### SET EXERCISE:
Write out all the entries word for word, but skip any images.

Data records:
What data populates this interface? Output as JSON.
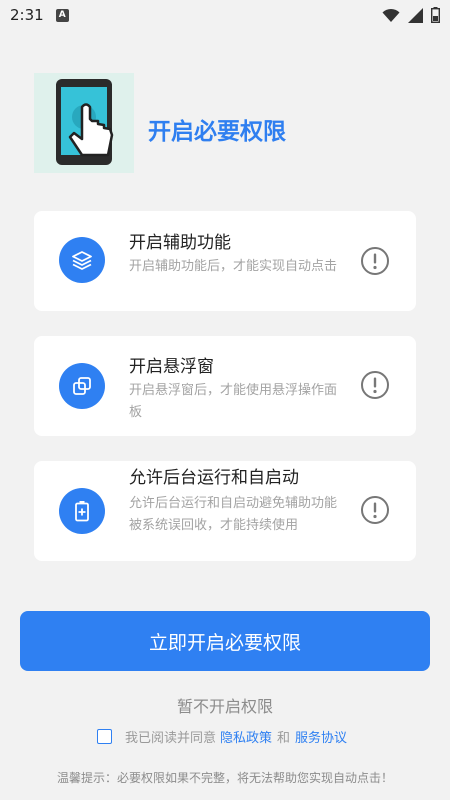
{
  "status": {
    "time": "2:31",
    "notif": "A"
  },
  "header": {
    "title": "开启必要权限"
  },
  "cards": [
    {
      "title": "开启辅助功能",
      "desc": "开启辅助功能后，才能实现自动点击",
      "icon": "layers-icon"
    },
    {
      "title": "开启悬浮窗",
      "desc": "开启悬浮窗后，才能使用悬浮操作面板",
      "icon": "overlay-windows-icon"
    },
    {
      "title": "允许后台运行和自启动",
      "desc": "允许后台运行和自启动避免辅助功能被系统误回收，才能持续使用",
      "icon": "battery-plus-icon"
    }
  ],
  "actions": {
    "primary": "立即开启必要权限",
    "skip": "暂不开启权限"
  },
  "agreement": {
    "prefix": "我已阅读并同意",
    "privacy": "隐私政策",
    "and": "和",
    "terms": "服务协议",
    "checked": false
  },
  "tip": "温馨提示：必要权限如果不完整，将无法帮助您实现自动点击！",
  "colors": {
    "accent": "#2f80f2",
    "background": "#f2f2f2"
  }
}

### RESPONSE BELOW:
What data populates this interface? Output as JSON.
{
  "status": {
    "time": "2:31",
    "notif": "A"
  },
  "header": {
    "title": "开启必要权限"
  },
  "cards": [
    {
      "title": "开启辅助功能",
      "desc": "开启辅助功能后，才能实现自动点击",
      "icon": "layers-icon"
    },
    {
      "title": "开启悬浮窗",
      "desc": "开启悬浮窗后，才能使用悬浮操作面板",
      "icon": "overlay-windows-icon"
    },
    {
      "title": "允许后台运行和自启动",
      "desc": "允许后台运行和自启动避免辅助功能被系统误回收，才能持续使用",
      "icon": "battery-plus-icon"
    }
  ],
  "actions": {
    "primary": "立即开启必要权限",
    "skip": "暂不开启权限"
  },
  "agreement": {
    "prefix": "我已阅读并同意",
    "privacy": "隐私政策",
    "and": "和",
    "terms": "服务协议",
    "checked": false
  },
  "tip": "温馨提示：必要权限如果不完整，将无法帮助您实现自动点击！",
  "colors": {
    "accent": "#2f80f2",
    "background": "#f2f2f2"
  }
}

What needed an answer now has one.